Records:
* start *

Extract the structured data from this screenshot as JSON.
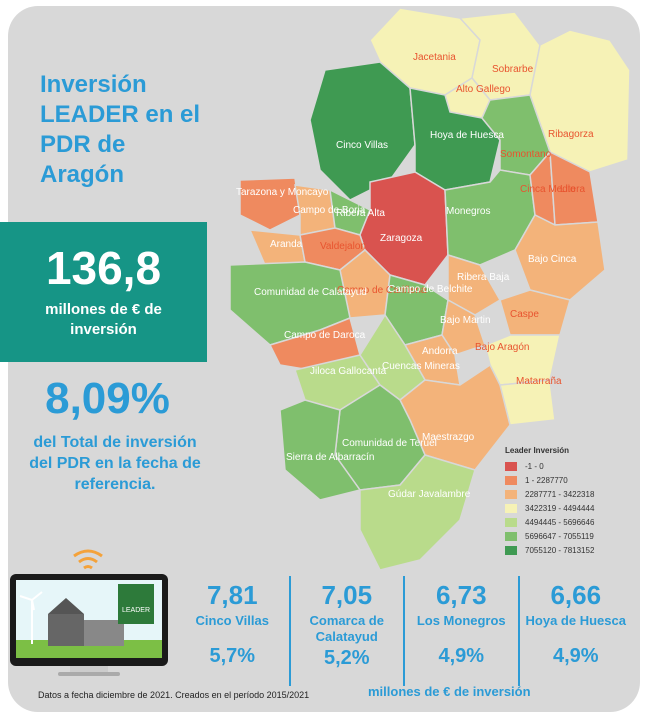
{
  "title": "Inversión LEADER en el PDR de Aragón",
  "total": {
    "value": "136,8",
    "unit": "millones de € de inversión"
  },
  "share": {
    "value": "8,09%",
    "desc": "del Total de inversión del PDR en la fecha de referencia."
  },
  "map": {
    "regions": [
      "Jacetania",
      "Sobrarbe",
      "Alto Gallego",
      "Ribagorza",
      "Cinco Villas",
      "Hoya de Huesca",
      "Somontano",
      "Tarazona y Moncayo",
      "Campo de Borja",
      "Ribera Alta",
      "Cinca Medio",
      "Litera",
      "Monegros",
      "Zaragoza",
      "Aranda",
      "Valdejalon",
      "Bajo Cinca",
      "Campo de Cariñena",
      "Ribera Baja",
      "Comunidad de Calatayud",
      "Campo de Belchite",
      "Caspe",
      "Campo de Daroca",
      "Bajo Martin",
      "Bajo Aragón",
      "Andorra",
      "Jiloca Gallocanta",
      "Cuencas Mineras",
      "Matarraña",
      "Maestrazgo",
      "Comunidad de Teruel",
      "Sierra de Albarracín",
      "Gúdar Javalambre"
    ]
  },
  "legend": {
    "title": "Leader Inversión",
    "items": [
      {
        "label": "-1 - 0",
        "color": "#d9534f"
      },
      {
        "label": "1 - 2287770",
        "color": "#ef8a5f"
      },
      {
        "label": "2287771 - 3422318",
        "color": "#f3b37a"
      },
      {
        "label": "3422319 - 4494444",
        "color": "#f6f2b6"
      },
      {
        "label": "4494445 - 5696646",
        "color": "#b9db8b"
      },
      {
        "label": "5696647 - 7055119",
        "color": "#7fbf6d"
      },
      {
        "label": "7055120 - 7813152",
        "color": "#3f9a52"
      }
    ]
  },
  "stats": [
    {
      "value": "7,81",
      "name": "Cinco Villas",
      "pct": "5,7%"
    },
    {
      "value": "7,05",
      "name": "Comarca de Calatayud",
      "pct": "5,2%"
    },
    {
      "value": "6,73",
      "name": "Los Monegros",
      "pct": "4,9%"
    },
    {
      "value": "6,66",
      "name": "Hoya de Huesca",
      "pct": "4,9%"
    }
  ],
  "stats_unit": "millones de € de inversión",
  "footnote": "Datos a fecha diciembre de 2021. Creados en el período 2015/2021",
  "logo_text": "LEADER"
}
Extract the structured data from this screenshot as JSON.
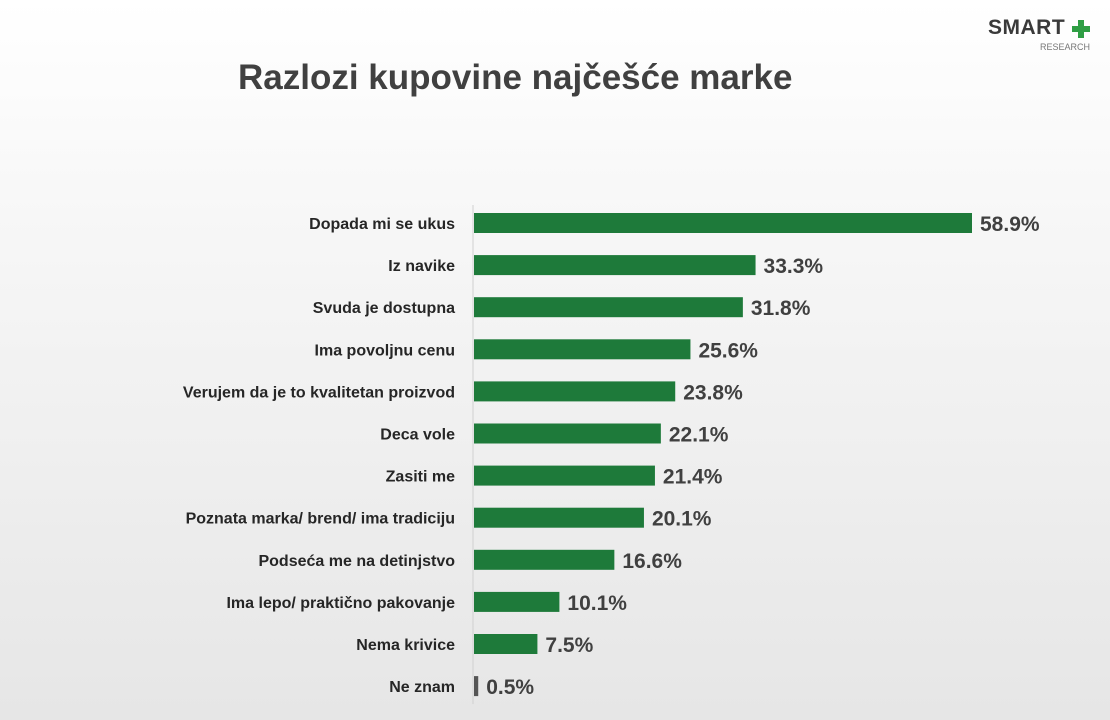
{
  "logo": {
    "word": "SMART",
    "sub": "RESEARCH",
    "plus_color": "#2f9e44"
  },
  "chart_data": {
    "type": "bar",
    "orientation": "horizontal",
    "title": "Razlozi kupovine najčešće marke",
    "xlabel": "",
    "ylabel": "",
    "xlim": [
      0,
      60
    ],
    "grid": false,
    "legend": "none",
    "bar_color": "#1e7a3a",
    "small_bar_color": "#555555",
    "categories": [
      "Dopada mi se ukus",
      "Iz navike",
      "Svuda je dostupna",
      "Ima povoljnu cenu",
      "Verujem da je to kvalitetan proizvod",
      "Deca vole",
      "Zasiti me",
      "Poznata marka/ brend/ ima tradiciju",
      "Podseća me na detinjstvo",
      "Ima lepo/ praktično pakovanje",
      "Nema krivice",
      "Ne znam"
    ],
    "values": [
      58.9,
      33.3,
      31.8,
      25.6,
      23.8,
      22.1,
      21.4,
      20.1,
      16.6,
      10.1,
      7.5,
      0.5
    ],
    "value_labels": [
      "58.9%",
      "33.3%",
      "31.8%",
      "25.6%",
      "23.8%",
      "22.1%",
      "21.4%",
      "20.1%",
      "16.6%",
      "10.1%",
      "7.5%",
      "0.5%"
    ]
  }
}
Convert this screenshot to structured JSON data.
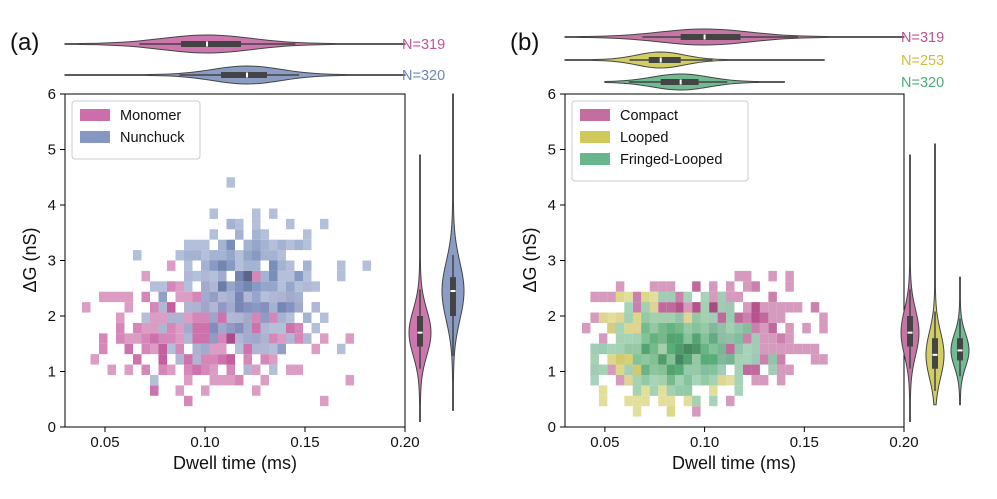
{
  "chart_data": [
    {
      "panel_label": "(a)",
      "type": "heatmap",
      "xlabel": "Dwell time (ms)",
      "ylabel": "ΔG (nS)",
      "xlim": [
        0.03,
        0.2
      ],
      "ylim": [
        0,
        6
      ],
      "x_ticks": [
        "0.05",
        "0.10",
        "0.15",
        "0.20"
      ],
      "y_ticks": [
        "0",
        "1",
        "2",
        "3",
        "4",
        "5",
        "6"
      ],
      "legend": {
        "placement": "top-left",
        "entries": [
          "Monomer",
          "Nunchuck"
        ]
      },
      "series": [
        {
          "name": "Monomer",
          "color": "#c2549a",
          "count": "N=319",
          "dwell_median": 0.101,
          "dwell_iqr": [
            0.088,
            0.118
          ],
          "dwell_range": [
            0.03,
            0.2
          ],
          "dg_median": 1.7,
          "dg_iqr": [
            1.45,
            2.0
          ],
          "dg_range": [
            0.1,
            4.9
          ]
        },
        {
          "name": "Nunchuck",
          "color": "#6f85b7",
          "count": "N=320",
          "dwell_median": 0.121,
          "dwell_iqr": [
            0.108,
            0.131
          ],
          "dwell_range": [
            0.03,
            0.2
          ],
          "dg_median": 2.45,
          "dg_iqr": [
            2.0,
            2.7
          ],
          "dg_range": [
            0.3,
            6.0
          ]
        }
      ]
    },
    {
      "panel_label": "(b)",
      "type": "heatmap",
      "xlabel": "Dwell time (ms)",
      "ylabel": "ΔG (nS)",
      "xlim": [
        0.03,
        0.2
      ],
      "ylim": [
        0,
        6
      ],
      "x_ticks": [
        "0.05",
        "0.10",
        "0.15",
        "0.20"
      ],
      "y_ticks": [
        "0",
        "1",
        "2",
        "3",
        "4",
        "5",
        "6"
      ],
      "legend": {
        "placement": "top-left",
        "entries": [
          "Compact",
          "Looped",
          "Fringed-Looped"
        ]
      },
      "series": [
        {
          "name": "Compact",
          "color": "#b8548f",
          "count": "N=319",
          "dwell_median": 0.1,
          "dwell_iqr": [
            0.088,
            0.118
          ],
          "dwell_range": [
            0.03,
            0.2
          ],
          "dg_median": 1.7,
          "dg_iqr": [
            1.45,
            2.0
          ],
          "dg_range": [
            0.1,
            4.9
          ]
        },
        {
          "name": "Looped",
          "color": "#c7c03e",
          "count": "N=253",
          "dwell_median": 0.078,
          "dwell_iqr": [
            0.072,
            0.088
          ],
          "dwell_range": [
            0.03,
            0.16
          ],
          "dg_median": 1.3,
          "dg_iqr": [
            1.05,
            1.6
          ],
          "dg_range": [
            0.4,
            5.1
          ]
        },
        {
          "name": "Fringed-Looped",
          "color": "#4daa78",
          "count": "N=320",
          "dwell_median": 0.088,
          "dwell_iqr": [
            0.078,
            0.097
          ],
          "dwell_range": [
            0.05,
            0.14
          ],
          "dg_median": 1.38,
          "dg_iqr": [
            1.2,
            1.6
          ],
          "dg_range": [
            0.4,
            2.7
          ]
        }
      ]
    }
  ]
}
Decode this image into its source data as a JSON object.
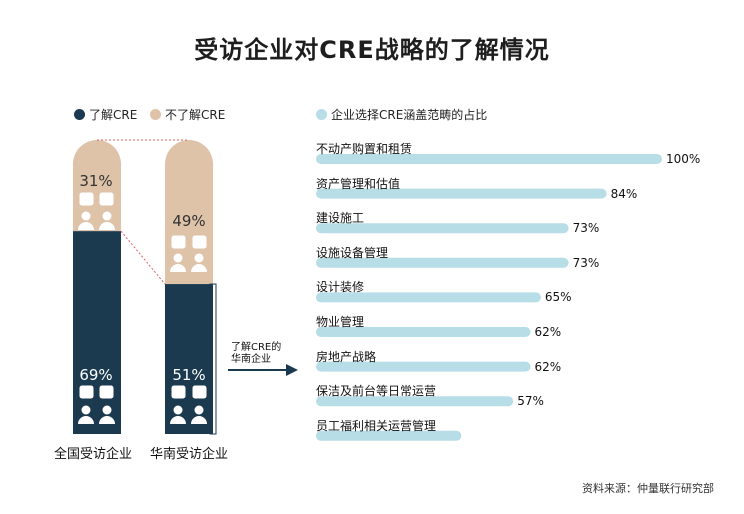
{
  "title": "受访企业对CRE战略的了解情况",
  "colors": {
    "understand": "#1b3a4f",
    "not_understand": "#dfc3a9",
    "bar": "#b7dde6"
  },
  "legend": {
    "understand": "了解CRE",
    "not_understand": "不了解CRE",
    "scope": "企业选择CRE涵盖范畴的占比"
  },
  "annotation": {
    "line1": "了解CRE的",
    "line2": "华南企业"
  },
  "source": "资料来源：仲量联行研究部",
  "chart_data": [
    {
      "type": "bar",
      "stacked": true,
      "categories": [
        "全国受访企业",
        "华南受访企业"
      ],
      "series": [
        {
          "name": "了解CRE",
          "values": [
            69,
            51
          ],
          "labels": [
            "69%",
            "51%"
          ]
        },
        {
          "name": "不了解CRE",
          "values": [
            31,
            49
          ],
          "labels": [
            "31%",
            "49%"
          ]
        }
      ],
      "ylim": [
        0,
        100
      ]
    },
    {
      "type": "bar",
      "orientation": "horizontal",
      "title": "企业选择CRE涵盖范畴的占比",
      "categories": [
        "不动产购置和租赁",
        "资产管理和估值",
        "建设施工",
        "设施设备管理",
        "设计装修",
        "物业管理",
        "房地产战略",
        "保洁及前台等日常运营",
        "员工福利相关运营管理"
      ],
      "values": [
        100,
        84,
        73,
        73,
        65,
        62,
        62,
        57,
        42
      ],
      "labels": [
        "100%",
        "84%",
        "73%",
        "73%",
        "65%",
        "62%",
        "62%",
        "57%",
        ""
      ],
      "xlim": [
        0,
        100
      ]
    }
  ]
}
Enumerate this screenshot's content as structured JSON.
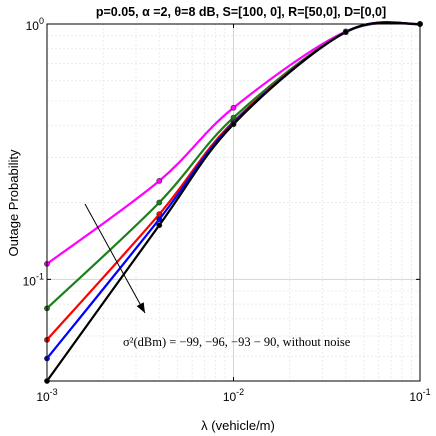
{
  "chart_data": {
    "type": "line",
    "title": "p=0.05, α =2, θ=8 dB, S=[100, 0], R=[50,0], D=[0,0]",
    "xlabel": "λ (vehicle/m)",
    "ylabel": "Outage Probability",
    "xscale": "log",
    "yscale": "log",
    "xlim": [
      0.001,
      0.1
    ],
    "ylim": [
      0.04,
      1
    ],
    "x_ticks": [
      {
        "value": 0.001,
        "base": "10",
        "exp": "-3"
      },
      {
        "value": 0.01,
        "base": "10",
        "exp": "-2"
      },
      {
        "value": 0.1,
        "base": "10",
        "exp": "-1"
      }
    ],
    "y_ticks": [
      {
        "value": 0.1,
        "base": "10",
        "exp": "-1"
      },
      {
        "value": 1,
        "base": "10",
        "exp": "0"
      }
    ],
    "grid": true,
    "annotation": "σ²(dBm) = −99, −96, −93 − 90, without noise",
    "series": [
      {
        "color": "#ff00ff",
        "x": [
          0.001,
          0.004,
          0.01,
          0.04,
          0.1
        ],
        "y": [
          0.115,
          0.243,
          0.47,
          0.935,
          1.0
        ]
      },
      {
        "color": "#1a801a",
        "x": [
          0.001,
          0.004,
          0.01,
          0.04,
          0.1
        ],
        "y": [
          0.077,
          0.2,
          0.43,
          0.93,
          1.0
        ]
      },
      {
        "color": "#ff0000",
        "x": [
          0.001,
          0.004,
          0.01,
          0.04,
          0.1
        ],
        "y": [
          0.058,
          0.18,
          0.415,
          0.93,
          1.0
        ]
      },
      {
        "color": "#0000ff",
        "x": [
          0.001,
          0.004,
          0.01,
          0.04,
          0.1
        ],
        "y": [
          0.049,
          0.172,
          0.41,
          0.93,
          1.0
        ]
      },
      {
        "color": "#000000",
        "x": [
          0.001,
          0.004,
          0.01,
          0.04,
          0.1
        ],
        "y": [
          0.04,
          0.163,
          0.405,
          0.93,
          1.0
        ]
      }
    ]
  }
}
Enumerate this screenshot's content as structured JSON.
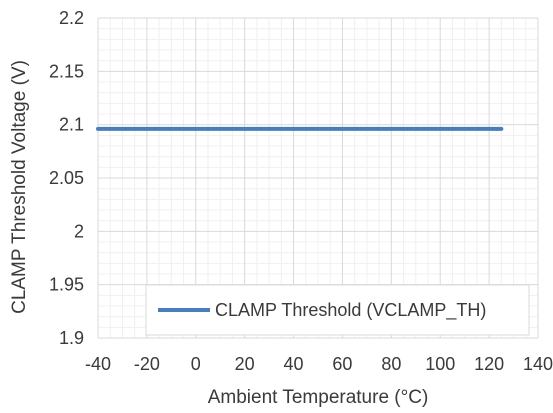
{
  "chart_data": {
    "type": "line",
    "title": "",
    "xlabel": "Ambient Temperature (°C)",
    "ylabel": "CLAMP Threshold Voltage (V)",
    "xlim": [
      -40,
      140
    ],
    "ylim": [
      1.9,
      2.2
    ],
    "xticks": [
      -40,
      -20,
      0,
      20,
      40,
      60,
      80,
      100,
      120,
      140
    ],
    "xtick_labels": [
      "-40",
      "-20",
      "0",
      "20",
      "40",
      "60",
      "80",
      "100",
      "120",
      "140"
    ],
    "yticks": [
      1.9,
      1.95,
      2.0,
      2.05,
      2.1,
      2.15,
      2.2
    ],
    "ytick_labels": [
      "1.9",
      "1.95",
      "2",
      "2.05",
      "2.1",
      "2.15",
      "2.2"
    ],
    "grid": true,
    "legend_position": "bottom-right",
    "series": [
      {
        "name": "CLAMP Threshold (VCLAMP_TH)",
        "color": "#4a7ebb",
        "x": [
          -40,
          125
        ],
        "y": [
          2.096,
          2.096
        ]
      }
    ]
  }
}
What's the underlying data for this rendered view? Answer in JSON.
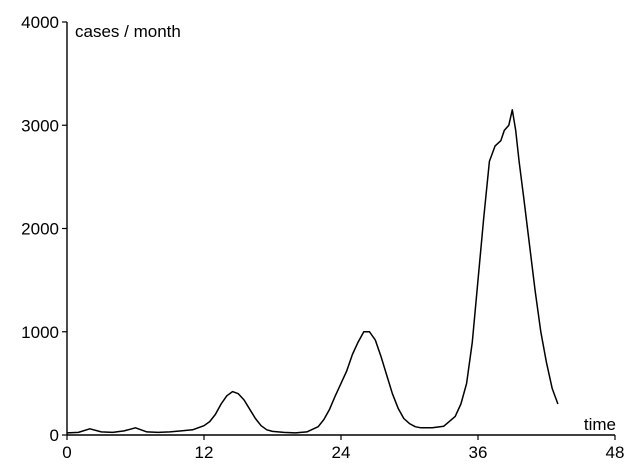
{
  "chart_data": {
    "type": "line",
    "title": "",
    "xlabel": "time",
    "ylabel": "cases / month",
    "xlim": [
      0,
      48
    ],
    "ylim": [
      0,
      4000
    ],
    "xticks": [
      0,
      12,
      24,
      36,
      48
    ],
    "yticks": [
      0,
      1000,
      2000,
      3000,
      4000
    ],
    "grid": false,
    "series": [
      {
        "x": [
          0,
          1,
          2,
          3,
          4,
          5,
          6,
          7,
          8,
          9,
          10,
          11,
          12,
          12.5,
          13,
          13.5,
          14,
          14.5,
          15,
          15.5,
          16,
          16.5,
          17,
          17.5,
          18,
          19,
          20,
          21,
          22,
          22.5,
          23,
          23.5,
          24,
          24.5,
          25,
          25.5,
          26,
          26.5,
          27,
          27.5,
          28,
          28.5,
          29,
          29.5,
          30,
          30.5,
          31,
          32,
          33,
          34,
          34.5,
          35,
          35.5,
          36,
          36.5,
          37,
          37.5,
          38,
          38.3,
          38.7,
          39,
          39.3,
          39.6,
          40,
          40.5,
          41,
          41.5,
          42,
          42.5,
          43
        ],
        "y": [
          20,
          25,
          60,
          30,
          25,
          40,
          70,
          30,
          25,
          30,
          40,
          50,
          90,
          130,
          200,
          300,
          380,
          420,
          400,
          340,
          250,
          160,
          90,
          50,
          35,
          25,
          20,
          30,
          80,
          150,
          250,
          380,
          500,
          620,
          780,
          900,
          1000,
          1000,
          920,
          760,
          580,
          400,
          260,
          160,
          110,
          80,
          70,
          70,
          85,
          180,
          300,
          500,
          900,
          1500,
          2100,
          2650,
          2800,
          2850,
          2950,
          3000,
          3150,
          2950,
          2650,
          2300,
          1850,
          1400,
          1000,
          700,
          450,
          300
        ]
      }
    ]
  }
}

* end *

▶ Task details
Collect the lines that hold "horizontal".

▶ Task answer
    "orientation": "horizontal",
      "orientation": "horizontal",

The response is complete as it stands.